» **Records to process**
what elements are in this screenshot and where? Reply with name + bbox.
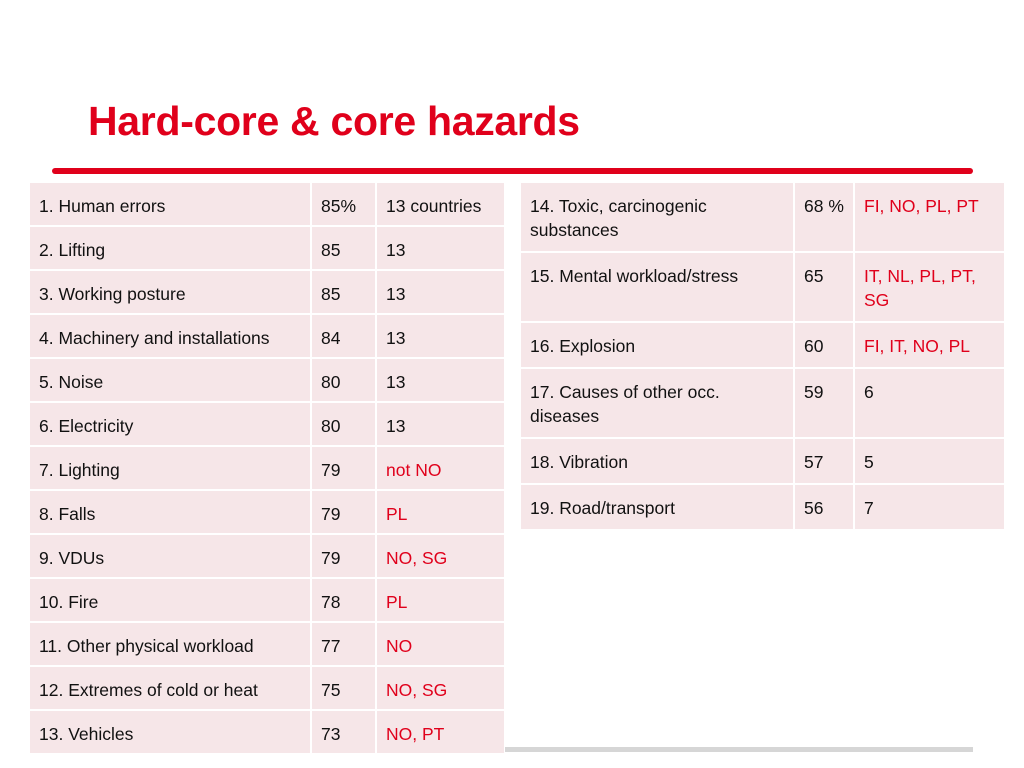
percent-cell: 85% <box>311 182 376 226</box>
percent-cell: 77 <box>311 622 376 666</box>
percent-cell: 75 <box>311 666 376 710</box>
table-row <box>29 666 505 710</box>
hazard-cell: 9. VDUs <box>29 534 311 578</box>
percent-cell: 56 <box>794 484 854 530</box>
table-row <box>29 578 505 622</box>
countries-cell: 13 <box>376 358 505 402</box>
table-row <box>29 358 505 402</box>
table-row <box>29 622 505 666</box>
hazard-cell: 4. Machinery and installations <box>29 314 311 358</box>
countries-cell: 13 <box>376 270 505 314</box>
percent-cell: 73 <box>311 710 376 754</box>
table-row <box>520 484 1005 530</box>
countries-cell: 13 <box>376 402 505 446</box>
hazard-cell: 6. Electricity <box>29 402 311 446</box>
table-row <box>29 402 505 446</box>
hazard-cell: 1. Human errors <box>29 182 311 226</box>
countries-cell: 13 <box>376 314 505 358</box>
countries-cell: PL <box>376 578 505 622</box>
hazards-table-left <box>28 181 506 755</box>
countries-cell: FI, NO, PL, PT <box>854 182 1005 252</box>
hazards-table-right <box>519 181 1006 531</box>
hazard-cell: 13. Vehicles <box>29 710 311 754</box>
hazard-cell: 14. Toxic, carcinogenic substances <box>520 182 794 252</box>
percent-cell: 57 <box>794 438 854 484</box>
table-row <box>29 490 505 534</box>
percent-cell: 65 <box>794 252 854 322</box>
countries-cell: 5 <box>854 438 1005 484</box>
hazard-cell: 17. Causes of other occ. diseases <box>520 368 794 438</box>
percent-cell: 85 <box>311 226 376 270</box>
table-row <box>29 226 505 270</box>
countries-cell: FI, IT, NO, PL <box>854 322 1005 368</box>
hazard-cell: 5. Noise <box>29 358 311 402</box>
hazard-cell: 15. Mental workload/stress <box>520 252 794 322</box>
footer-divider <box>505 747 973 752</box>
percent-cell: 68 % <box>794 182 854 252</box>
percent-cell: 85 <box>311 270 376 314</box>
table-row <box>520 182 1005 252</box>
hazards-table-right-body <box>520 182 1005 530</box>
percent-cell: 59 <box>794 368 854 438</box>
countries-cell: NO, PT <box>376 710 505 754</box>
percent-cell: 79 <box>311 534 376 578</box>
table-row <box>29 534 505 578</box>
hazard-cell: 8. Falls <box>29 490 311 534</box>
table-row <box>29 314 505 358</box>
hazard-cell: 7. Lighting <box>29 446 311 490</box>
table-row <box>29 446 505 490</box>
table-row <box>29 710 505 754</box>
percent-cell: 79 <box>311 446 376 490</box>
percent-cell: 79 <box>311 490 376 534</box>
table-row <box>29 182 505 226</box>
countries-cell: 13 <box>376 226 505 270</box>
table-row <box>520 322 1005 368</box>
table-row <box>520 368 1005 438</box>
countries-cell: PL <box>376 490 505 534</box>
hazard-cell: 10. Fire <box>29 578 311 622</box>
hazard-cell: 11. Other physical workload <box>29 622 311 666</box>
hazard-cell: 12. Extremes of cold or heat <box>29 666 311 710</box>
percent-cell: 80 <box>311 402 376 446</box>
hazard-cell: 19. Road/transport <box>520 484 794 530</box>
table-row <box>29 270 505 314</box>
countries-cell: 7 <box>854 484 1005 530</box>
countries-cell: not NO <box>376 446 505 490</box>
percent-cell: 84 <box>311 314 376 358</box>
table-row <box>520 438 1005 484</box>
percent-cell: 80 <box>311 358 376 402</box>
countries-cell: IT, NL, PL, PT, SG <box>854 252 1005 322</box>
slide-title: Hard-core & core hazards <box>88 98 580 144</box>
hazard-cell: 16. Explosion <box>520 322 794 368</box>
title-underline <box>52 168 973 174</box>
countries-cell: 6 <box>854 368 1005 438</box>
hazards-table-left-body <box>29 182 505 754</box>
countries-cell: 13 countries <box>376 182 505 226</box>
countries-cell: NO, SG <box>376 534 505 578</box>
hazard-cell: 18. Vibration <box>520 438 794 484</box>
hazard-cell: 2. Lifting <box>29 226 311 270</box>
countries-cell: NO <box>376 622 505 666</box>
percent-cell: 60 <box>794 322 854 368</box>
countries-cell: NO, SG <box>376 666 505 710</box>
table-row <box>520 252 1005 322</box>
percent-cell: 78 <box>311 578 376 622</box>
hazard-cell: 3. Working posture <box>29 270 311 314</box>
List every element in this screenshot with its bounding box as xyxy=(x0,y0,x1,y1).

==

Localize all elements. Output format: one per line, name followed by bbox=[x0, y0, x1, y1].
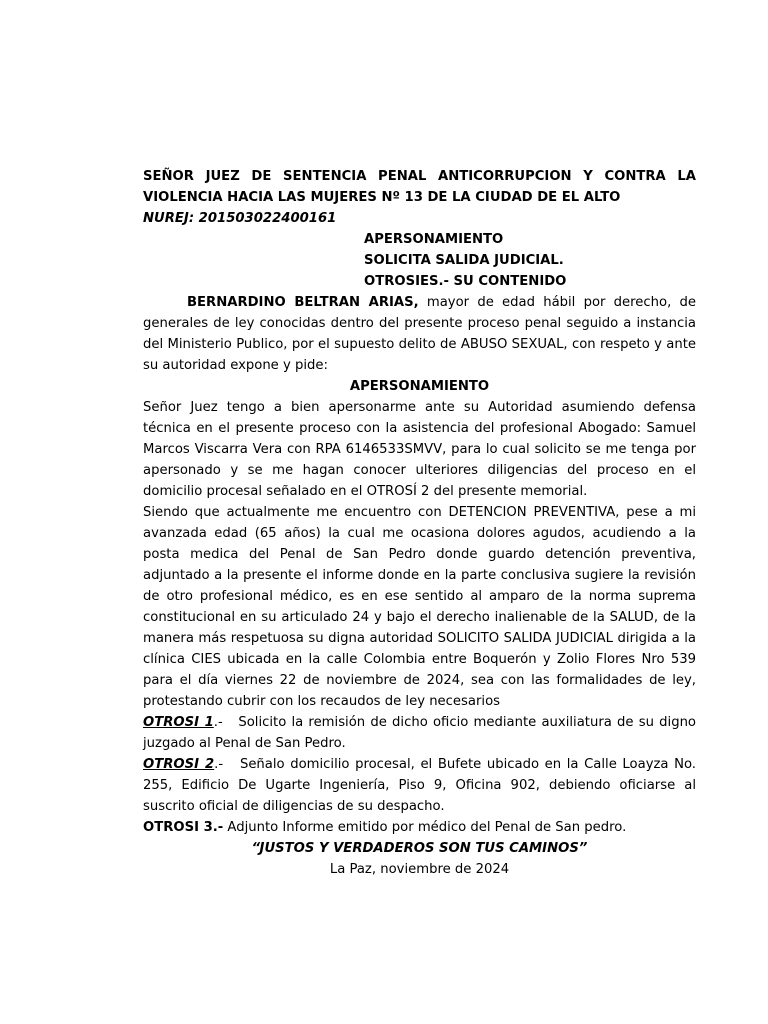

» **Brief**
Can you turn the stretch of rows above into a Markdown table with the columns No. and Line? Start it at the line containing "what elements are" and end it at the line containing "countries-cell: 13 <box>376 402 505 446</box>", including both of those lines, and skip blank lines and the pictures.

» **Solution to this problem**
| No. | Line |
|---|---|
| 1 | what elements are in this screenshot and where? Reply with name + bbox. |
| 2 | percent-cell: 85% <box>311 182 376 226</box> |
| 3 | percent-cell: 77 <box>311 622 376 666</box> |
| 4 | percent-cell: 75 <box>311 666 376 710</box> |
| 5 | table-row <box>29 666 505 710</box> |
| 6 | hazard-cell: 9. VDUs <box>29 534 311 578</box> |
| 7 | percent-cell: 56 <box>794 484 854 530</box> |
| 8 | table-row <box>29 578 505 622</box> |
| 9 | countries-cell: 13 <box>376 358 505 402</box> |
| 10 | table-row <box>29 358 505 402</box> |
| 11 | table-row <box>29 622 505 666</box> |
| 12 | hazard-cell: 4. Machinery and installations <box>29 314 311 358</box> |
| 13 | countries-cell: 13 <box>376 270 505 314</box> |
| 14 | percent-cell: 73 <box>311 710 376 754</box> |
| 15 | table-row <box>520 484 1005 530</box> |
| 16 | countries-cell: 13 <box>376 402 505 446</box> |